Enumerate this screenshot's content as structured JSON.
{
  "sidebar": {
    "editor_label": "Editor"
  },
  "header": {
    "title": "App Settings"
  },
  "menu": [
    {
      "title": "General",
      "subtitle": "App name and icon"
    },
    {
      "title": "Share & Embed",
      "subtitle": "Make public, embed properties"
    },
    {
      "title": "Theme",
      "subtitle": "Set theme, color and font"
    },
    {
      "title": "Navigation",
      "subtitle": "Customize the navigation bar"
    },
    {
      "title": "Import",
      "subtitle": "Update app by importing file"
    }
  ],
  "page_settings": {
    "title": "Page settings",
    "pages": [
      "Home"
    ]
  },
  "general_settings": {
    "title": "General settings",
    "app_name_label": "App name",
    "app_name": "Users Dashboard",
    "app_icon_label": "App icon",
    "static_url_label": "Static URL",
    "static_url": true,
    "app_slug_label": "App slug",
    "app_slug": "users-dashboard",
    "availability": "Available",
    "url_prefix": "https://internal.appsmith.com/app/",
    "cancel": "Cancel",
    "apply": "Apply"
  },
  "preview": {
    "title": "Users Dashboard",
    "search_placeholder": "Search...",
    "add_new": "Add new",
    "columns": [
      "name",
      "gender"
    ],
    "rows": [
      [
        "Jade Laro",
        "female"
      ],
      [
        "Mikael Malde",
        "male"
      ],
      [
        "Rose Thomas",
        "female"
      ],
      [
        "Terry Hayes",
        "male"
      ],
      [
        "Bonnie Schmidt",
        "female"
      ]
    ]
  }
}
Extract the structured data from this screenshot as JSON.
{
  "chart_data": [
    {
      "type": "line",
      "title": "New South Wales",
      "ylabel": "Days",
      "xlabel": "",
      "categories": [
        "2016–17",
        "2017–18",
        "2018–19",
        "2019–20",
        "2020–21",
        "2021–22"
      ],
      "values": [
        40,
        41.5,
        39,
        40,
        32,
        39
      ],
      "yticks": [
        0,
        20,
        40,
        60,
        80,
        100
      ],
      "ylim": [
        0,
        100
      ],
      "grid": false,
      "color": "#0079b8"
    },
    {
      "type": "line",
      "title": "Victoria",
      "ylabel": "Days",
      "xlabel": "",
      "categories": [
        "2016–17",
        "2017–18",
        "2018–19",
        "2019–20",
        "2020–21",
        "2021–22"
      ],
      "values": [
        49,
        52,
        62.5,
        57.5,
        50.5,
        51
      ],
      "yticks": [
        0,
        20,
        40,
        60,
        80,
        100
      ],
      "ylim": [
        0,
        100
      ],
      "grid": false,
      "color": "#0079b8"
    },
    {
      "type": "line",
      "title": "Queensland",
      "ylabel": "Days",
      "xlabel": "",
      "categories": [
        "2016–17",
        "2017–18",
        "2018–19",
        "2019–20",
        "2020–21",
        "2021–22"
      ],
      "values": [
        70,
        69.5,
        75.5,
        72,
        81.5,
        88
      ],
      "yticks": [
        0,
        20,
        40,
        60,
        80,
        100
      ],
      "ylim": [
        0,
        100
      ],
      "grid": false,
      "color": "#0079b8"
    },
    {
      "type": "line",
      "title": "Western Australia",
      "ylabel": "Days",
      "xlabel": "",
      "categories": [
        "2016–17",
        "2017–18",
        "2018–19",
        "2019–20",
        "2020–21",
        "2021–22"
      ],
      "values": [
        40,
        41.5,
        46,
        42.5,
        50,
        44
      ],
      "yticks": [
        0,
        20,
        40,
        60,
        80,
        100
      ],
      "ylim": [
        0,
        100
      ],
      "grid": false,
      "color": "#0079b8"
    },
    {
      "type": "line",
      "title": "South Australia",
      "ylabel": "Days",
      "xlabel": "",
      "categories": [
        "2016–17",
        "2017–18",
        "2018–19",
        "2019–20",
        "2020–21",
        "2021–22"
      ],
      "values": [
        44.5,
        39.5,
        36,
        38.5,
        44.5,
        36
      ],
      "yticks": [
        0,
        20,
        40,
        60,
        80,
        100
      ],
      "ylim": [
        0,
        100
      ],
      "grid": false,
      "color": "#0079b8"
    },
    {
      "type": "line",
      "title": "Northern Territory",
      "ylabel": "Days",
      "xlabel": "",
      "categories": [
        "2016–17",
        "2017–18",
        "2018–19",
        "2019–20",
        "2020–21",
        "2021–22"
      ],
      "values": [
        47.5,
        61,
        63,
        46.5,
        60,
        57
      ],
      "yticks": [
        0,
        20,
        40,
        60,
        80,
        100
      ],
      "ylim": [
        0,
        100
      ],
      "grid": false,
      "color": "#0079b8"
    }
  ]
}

### What you should do
Transcribe the data above in full, exactly.

### Task output
Enumerate this screenshot's content as structured JSON.
{
  "sidebar": {
    "editor_label": "Editor"
  },
  "header": {
    "title": "App Settings"
  },
  "menu": [
    {
      "title": "General",
      "subtitle": "App name and icon"
    },
    {
      "title": "Share & Embed",
      "subtitle": "Make public, embed properties"
    },
    {
      "title": "Theme",
      "subtitle": "Set theme, color and font"
    },
    {
      "title": "Navigation",
      "subtitle": "Customize the navigation bar"
    },
    {
      "title": "Import",
      "subtitle": "Update app by importing file"
    }
  ],
  "page_settings": {
    "title": "Page settings",
    "pages": [
      "Home"
    ]
  },
  "general_settings": {
    "title": "General settings",
    "app_name_label": "App name",
    "app_name": "Users Dashboard",
    "app_icon_label": "App icon",
    "static_url_label": "Static URL",
    "static_url": true,
    "app_slug_label": "App slug",
    "app_slug": "users-dashboard",
    "availability": "Available",
    "url_prefix": "https://internal.appsmith.com/app/",
    "cancel": "Cancel",
    "apply": "Apply"
  },
  "preview": {
    "title": "Users Dashboard",
    "search_placeholder": "Search...",
    "add_new": "Add new",
    "columns": [
      "name",
      "gender"
    ],
    "rows": [
      [
        "Jade Laro",
        "female"
      ],
      [
        "Mikael Malde",
        "male"
      ],
      [
        "Rose Thomas",
        "female"
      ],
      [
        "Terry Hayes",
        "male"
      ],
      [
        "Bonnie Schmidt",
        "female"
      ]
    ]
  }
}
Extract the structured data from this screenshot as JSON.
{
  "chart_data": [
    {
      "type": "line",
      "title": "New South Wales",
      "ylabel": "Days",
      "xlabel": "",
      "categories": [
        "2016–17",
        "2017–18",
        "2018–19",
        "2019–20",
        "2020–21",
        "2021–22"
      ],
      "values": [
        40,
        41.5,
        39,
        40,
        32,
        39
      ],
      "yticks": [
        0,
        20,
        40,
        60,
        80,
        100
      ],
      "ylim": [
        0,
        100
      ],
      "grid": false,
      "color": "#0079b8"
    },
    {
      "type": "line",
      "title": "Victoria",
      "ylabel": "Days",
      "xlabel": "",
      "categories": [
        "2016–17",
        "2017–18",
        "2018–19",
        "2019–20",
        "2020–21",
        "2021–22"
      ],
      "values": [
        49,
        52,
        62.5,
        57.5,
        50.5,
        51
      ],
      "yticks": [
        0,
        20,
        40,
        60,
        80,
        100
      ],
      "ylim": [
        0,
        100
      ],
      "grid": false,
      "color": "#0079b8"
    },
    {
      "type": "line",
      "title": "Queensland",
      "ylabel": "Days",
      "xlabel": "",
      "categories": [
        "2016–17",
        "2017–18",
        "2018–19",
        "2019–20",
        "2020–21",
        "2021–22"
      ],
      "values": [
        70,
        69.5,
        75.5,
        72,
        81.5,
        88
      ],
      "yticks": [
        0,
        20,
        40,
        60,
        80,
        100
      ],
      "ylim": [
        0,
        100
      ],
      "grid": false,
      "color": "#0079b8"
    },
    {
      "type": "line",
      "title": "Western Australia",
      "ylabel": "Days",
      "xlabel": "",
      "categories": [
        "2016–17",
        "2017–18",
        "2018–19",
        "2019–20",
        "2020–21",
        "2021–22"
      ],
      "values": [
        40,
        41.5,
        46,
        42.5,
        50,
        44
      ],
      "yticks": [
        0,
        20,
        40,
        60,
        80,
        100
      ],
      "ylim": [
        0,
        100
      ],
      "grid": false,
      "color": "#0079b8"
    },
    {
      "type": "line",
      "title": "South Australia",
      "ylabel": "Days",
      "xlabel": "",
      "categories": [
        "2016–17",
        "2017–18",
        "2018–19",
        "2019–20",
        "2020–21",
        "2021–22"
      ],
      "values": [
        44.5,
        39.5,
        36,
        38.5,
        44.5,
        36
      ],
      "yticks": [
        0,
        20,
        40,
        60,
        80,
        100
      ],
      "ylim": [
        0,
        100
      ],
      "grid": false,
      "color": "#0079b8"
    },
    {
      "type": "line",
      "title": "Northern Territory",
      "ylabel": "Days",
      "xlabel": "",
      "categories": [
        "2016–17",
        "2017–18",
        "2018–19",
        "2019–20",
        "2020–21",
        "2021–22"
      ],
      "values": [
        47.5,
        61,
        63,
        46.5,
        60,
        57
      ],
      "yticks": [
        0,
        20,
        40,
        60,
        80,
        100
      ],
      "ylim": [
        0,
        100
      ],
      "grid": false,
      "color": "#0079b8"
    }
  ]
}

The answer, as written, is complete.